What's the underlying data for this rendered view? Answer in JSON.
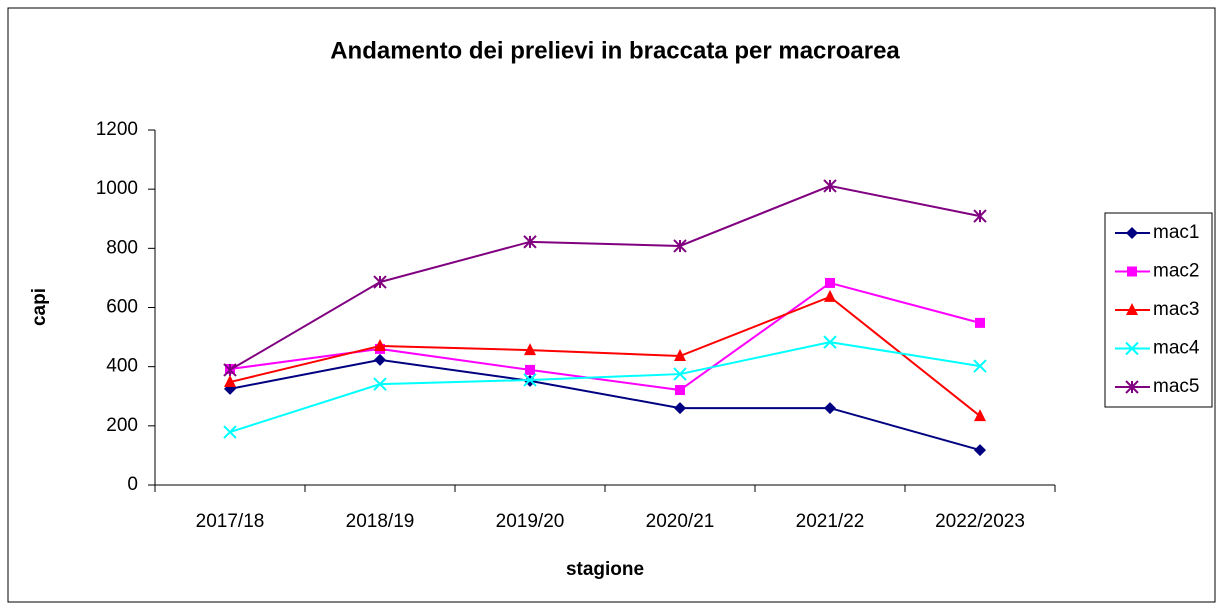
{
  "chart_data": {
    "type": "line",
    "title": "Andamento dei prelievi in braccata per macroarea",
    "x_label": "stagione",
    "y_label": "capi",
    "categories": [
      "2017/18",
      "2018/19",
      "2019/20",
      "2020/21",
      "2021/22",
      "2022/2023"
    ],
    "series": [
      {
        "name": "mac1",
        "color": "#000080",
        "marker": "diamond",
        "values": [
          325,
          423,
          352,
          260,
          260,
          118
        ]
      },
      {
        "name": "mac2",
        "color": "#ff00ff",
        "marker": "square",
        "values": [
          392,
          460,
          389,
          321,
          683,
          548
        ]
      },
      {
        "name": "mac3",
        "color": "#ff0000",
        "marker": "triangle",
        "values": [
          348,
          470,
          456,
          436,
          636,
          233
        ]
      },
      {
        "name": "mac4",
        "color": "#00ffff",
        "marker": "x",
        "values": [
          179,
          341,
          355,
          375,
          483,
          402
        ]
      },
      {
        "name": "mac5",
        "color": "#800080",
        "marker": "asterisk",
        "values": [
          389,
          686,
          822,
          808,
          1011,
          909
        ]
      }
    ],
    "ylim": [
      0,
      1200
    ],
    "yticks": [
      0,
      200,
      400,
      600,
      800,
      1000,
      1200
    ],
    "grid": false,
    "legend": "right"
  }
}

--- Problem description ---
Reproduce the material in full, word for word, and omit the pictures.

--- Exercise output ---
What's the underlying data for this rendered view? Answer in JSON.
{
  "chart_data": {
    "type": "line",
    "title": "Andamento dei prelievi in braccata per macroarea",
    "x_label": "stagione",
    "y_label": "capi",
    "categories": [
      "2017/18",
      "2018/19",
      "2019/20",
      "2020/21",
      "2021/22",
      "2022/2023"
    ],
    "series": [
      {
        "name": "mac1",
        "color": "#000080",
        "marker": "diamond",
        "values": [
          325,
          423,
          352,
          260,
          260,
          118
        ]
      },
      {
        "name": "mac2",
        "color": "#ff00ff",
        "marker": "square",
        "values": [
          392,
          460,
          389,
          321,
          683,
          548
        ]
      },
      {
        "name": "mac3",
        "color": "#ff0000",
        "marker": "triangle",
        "values": [
          348,
          470,
          456,
          436,
          636,
          233
        ]
      },
      {
        "name": "mac4",
        "color": "#00ffff",
        "marker": "x",
        "values": [
          179,
          341,
          355,
          375,
          483,
          402
        ]
      },
      {
        "name": "mac5",
        "color": "#800080",
        "marker": "asterisk",
        "values": [
          389,
          686,
          822,
          808,
          1011,
          909
        ]
      }
    ],
    "ylim": [
      0,
      1200
    ],
    "yticks": [
      0,
      200,
      400,
      600,
      800,
      1000,
      1200
    ],
    "grid": false,
    "legend": "right"
  }
}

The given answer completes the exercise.